TO BE DONE
In the listing below, find every line with the string "fraction" and pull it out.

[Figure record listings]
--
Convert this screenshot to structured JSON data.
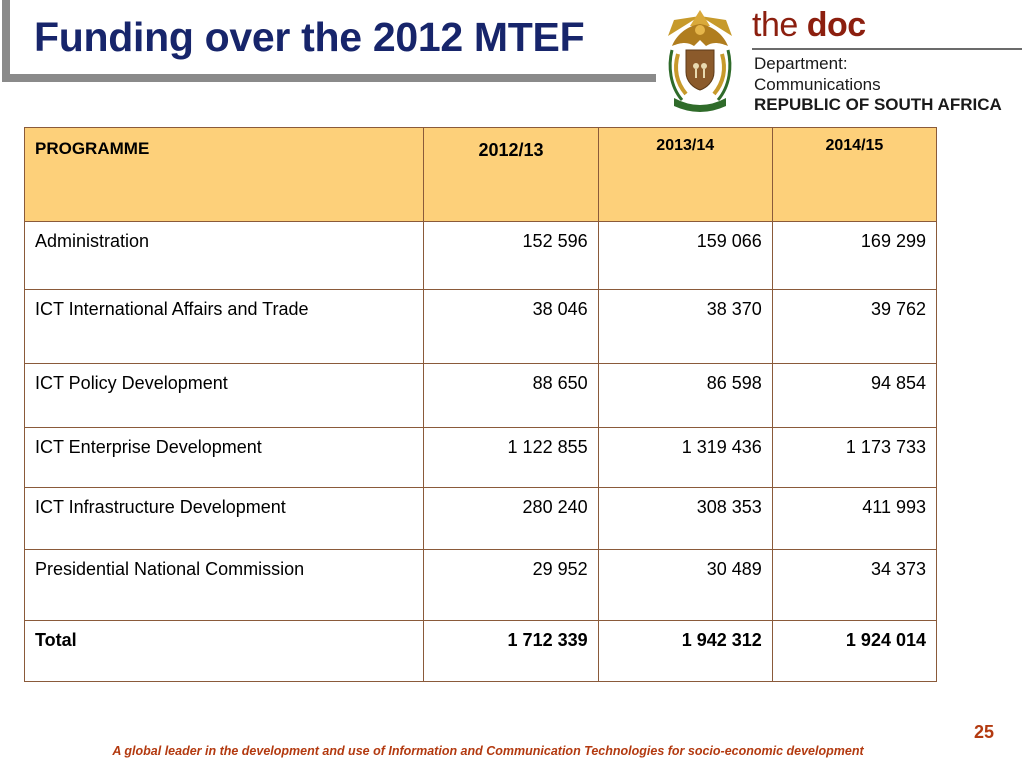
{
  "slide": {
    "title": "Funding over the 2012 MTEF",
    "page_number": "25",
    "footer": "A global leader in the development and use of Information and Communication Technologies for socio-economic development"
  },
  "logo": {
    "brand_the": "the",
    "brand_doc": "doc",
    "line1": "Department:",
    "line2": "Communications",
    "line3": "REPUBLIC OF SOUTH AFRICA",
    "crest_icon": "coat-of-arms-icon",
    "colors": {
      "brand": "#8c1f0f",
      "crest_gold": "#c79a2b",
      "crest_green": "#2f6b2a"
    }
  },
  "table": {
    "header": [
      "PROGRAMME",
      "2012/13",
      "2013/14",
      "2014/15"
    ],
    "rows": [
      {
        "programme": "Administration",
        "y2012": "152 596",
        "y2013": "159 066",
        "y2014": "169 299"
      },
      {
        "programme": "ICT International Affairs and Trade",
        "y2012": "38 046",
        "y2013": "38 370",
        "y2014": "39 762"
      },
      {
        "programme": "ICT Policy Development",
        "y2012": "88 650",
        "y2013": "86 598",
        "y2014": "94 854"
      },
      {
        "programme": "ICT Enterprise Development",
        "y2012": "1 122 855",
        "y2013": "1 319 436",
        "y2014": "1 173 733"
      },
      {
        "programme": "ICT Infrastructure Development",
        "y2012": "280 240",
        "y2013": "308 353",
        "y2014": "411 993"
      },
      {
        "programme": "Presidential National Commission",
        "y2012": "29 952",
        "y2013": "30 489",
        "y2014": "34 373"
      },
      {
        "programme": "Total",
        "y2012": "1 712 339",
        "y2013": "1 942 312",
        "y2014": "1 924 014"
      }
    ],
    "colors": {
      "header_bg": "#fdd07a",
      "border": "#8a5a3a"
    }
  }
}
--
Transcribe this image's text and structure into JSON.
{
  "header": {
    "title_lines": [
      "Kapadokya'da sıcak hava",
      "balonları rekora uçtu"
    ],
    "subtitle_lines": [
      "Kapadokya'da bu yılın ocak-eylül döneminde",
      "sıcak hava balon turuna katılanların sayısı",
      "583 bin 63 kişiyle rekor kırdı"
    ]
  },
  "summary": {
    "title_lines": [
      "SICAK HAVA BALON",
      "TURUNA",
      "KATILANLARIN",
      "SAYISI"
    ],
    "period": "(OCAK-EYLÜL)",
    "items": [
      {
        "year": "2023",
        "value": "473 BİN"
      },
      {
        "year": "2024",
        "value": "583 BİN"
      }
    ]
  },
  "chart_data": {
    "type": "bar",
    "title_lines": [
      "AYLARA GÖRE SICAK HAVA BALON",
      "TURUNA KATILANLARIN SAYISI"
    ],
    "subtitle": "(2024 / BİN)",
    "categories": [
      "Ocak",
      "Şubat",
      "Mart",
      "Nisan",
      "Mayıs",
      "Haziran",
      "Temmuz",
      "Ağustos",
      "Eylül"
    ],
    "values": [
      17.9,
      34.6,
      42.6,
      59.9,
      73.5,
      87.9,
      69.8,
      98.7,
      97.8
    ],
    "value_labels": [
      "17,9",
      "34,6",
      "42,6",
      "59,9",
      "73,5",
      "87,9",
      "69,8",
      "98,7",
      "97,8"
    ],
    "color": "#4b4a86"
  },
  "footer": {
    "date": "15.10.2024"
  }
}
--
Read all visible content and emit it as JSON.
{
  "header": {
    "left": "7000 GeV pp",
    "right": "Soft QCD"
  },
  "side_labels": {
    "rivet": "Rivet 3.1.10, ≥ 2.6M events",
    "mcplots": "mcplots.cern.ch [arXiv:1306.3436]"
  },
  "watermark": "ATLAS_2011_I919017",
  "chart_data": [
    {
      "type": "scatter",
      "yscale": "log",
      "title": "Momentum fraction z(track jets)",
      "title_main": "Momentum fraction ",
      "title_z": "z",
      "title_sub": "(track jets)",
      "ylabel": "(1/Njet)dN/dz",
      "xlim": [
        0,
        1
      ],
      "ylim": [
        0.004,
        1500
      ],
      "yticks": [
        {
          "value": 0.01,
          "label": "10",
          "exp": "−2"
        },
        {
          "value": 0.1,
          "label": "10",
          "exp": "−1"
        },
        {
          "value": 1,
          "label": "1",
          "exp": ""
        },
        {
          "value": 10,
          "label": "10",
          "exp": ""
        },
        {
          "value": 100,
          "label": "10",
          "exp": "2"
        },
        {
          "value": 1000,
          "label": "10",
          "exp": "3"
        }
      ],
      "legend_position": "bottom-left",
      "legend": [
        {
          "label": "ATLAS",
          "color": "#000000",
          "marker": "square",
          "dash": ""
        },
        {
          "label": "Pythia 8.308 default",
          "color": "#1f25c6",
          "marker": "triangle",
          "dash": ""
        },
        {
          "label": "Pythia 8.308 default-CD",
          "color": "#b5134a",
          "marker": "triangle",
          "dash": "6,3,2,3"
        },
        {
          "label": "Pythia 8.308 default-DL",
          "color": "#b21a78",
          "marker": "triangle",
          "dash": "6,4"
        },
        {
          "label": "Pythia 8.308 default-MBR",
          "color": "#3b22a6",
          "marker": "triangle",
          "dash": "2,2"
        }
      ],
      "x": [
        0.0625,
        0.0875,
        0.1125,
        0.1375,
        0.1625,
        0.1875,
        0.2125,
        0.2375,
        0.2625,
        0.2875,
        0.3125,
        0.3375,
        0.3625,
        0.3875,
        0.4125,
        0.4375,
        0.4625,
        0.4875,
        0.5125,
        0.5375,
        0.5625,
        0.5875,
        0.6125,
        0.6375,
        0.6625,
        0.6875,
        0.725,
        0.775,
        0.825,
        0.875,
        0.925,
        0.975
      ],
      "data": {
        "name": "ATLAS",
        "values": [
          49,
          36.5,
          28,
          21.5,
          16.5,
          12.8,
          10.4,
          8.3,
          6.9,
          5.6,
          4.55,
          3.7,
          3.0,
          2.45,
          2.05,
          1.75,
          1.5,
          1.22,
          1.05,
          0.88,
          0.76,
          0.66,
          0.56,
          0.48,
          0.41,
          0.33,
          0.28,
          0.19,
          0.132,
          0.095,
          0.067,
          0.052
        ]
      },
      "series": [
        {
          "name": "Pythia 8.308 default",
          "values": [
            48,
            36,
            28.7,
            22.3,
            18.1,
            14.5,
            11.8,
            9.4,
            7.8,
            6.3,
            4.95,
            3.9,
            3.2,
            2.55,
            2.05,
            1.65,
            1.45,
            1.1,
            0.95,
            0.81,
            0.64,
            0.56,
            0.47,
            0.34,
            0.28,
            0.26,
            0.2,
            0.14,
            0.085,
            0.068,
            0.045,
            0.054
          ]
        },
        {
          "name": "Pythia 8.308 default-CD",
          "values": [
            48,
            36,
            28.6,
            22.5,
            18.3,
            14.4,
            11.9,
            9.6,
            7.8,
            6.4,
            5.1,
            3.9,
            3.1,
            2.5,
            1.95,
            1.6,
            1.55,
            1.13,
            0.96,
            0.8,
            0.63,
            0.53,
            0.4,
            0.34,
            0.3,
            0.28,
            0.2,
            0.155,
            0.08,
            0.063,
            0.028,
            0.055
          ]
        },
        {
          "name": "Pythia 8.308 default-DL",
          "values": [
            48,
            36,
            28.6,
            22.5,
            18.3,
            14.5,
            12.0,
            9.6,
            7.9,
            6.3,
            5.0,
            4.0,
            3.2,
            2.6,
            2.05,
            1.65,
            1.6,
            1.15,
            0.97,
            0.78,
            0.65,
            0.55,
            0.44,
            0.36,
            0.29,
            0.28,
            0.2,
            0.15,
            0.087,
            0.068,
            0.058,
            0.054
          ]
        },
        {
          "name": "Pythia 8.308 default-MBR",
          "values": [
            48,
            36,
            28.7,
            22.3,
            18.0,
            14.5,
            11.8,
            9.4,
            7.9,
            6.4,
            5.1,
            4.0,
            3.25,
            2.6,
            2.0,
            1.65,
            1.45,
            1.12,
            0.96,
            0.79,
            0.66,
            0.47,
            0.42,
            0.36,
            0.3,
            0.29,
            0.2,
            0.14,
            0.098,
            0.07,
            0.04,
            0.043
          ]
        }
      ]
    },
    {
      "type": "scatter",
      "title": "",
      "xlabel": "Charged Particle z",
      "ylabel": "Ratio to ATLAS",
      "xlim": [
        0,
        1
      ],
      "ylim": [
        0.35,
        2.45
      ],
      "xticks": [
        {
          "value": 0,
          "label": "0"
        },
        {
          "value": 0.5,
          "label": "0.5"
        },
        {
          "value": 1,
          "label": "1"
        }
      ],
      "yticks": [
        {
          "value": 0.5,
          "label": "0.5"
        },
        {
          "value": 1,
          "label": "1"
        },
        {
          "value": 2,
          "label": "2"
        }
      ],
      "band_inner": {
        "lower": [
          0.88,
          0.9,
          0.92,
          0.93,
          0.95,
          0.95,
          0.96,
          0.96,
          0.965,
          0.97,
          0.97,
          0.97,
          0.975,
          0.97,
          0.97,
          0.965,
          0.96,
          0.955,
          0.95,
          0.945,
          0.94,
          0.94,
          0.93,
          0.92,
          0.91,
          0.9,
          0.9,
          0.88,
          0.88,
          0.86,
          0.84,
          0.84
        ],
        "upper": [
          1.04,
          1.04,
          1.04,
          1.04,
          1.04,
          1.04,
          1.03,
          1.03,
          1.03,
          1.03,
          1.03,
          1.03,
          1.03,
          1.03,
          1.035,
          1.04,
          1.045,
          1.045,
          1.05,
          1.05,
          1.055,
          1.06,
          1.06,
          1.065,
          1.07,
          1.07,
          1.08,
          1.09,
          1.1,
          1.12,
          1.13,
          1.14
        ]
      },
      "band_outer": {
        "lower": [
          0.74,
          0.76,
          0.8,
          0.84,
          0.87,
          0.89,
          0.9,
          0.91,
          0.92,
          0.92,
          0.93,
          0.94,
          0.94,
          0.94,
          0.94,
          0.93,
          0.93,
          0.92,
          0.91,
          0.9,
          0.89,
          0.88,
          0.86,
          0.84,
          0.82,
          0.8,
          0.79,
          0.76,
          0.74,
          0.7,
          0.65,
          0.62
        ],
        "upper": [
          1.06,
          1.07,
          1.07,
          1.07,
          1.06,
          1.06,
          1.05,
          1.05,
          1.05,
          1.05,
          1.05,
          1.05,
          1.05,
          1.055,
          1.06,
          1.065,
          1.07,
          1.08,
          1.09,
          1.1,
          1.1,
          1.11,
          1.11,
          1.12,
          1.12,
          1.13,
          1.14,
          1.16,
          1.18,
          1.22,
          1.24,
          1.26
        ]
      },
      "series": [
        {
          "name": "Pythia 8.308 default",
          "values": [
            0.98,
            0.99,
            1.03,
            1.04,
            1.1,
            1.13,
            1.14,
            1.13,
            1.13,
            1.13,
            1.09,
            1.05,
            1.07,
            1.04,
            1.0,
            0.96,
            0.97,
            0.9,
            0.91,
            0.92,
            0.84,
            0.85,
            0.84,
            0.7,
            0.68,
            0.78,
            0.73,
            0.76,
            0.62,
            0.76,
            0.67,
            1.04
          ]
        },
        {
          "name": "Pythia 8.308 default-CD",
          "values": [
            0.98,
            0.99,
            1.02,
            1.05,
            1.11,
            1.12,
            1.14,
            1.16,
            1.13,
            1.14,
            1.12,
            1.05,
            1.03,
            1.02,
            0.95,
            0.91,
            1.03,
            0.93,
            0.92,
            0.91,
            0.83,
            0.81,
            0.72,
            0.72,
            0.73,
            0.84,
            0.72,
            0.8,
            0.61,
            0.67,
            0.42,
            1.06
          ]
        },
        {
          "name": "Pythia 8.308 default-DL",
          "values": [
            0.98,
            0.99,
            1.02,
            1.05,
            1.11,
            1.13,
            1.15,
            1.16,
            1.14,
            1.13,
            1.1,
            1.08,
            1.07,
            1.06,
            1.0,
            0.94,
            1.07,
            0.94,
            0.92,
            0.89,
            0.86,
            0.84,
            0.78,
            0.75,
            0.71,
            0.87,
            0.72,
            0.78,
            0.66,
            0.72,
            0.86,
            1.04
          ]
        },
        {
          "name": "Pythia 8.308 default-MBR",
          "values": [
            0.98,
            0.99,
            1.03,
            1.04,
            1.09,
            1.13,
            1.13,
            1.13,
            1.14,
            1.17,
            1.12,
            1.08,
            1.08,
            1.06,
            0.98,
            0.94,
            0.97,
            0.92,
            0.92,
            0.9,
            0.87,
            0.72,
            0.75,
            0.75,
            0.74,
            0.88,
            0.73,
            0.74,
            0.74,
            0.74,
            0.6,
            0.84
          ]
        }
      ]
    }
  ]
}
--
RESPONSE
      "title": "Momentum fraction z(track jets)",
      "title_main": "Momentum fraction ",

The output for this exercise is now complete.